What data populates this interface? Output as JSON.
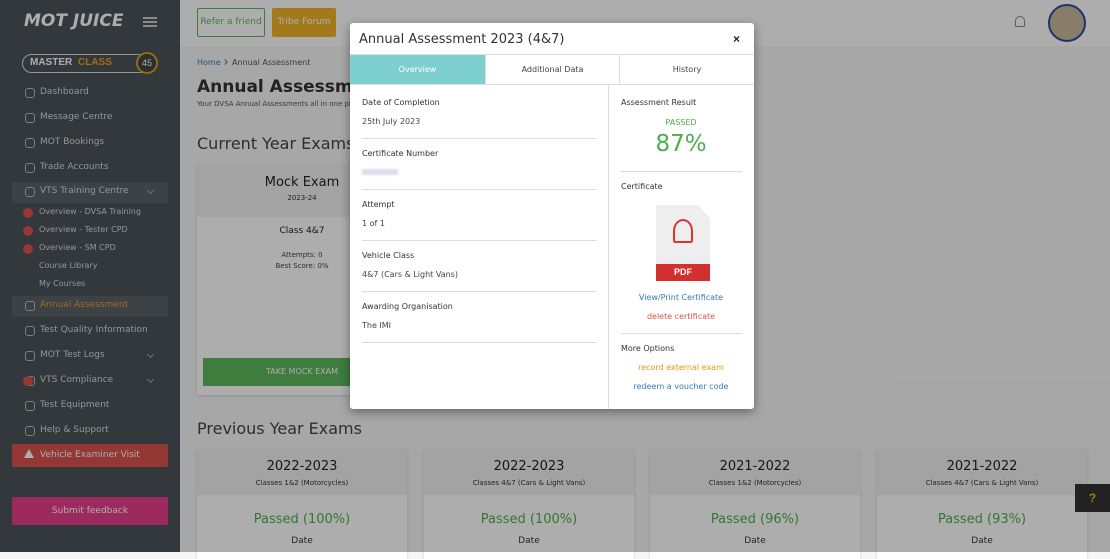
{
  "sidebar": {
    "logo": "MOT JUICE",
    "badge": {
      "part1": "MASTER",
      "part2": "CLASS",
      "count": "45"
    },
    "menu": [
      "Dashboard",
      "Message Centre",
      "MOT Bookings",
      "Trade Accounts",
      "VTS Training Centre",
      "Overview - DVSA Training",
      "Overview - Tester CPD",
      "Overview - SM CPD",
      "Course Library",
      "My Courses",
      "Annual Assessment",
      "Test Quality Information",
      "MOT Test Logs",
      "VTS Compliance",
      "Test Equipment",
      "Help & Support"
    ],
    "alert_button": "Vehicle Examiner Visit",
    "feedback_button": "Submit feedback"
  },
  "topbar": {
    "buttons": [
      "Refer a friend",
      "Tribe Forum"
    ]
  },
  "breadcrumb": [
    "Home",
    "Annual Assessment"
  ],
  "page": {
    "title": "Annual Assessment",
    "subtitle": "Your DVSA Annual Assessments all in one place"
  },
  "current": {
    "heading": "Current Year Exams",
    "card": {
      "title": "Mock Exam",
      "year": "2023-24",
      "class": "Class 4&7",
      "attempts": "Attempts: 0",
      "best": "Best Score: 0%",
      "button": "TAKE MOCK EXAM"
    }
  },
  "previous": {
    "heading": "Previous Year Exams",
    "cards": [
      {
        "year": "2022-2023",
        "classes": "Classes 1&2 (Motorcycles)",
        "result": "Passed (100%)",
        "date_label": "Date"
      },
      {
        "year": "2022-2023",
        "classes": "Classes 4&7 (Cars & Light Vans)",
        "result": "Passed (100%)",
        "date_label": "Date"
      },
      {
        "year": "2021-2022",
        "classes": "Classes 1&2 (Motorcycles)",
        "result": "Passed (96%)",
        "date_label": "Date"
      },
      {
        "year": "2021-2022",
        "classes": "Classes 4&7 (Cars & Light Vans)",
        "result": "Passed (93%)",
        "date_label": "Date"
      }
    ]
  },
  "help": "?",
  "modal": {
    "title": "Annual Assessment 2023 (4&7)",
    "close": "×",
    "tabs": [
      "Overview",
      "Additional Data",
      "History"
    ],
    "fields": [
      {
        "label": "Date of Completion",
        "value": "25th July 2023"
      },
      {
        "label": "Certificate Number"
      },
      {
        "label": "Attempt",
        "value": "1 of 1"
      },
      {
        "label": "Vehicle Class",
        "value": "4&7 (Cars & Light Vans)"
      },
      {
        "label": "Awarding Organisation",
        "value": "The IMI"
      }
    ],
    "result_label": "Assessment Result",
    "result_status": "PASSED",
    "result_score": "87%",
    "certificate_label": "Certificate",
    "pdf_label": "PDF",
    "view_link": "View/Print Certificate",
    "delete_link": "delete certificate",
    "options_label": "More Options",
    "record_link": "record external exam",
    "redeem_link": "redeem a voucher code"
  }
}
+ + + + +
Problem statement |
Return all of the entries word for word, but omit the pictures.

Answer to this exercise |
What data populates this interface? Output as JSON.
{
  "sidebar": {
    "logo": "MOT JUICE",
    "badge": {
      "part1": "MASTER",
      "part2": "CLASS",
      "count": "45"
    },
    "menu": [
      "Dashboard",
      "Message Centre",
      "MOT Bookings",
      "Trade Accounts",
      "VTS Training Centre",
      "Overview - DVSA Training",
      "Overview - Tester CPD",
      "Overview - SM CPD",
      "Course Library",
      "My Courses",
      "Annual Assessment",
      "Test Quality Information",
      "MOT Test Logs",
      "VTS Compliance",
      "Test Equipment",
      "Help & Support"
    ],
    "alert_button": "Vehicle Examiner Visit",
    "feedback_button": "Submit feedback"
  },
  "topbar": {
    "buttons": [
      "Refer a friend",
      "Tribe Forum"
    ]
  },
  "breadcrumb": [
    "Home",
    "Annual Assessment"
  ],
  "page": {
    "title": "Annual Assessment",
    "subtitle": "Your DVSA Annual Assessments all in one place"
  },
  "current": {
    "heading": "Current Year Exams",
    "card": {
      "title": "Mock Exam",
      "year": "2023-24",
      "class": "Class 4&7",
      "attempts": "Attempts: 0",
      "best": "Best Score: 0%",
      "button": "TAKE MOCK EXAM"
    }
  },
  "previous": {
    "heading": "Previous Year Exams",
    "cards": [
      {
        "year": "2022-2023",
        "classes": "Classes 1&2 (Motorcycles)",
        "result": "Passed (100%)",
        "date_label": "Date"
      },
      {
        "year": "2022-2023",
        "classes": "Classes 4&7 (Cars & Light Vans)",
        "result": "Passed (100%)",
        "date_label": "Date"
      },
      {
        "year": "2021-2022",
        "classes": "Classes 1&2 (Motorcycles)",
        "result": "Passed (96%)",
        "date_label": "Date"
      },
      {
        "year": "2021-2022",
        "classes": "Classes 4&7 (Cars & Light Vans)",
        "result": "Passed (93%)",
        "date_label": "Date"
      }
    ]
  },
  "help": "?",
  "modal": {
    "title": "Annual Assessment 2023 (4&7)",
    "close": "×",
    "tabs": [
      "Overview",
      "Additional Data",
      "History"
    ],
    "fields": [
      {
        "label": "Date of Completion",
        "value": "25th July 2023"
      },
      {
        "label": "Certificate Number"
      },
      {
        "label": "Attempt",
        "value": "1 of 1"
      },
      {
        "label": "Vehicle Class",
        "value": "4&7 (Cars & Light Vans)"
      },
      {
        "label": "Awarding Organisation",
        "value": "The IMI"
      }
    ],
    "result_label": "Assessment Result",
    "result_status": "PASSED",
    "result_score": "87%",
    "certificate_label": "Certificate",
    "pdf_label": "PDF",
    "view_link": "View/Print Certificate",
    "delete_link": "delete certificate",
    "options_label": "More Options",
    "record_link": "record external exam",
    "redeem_link": "redeem a voucher code"
  }
}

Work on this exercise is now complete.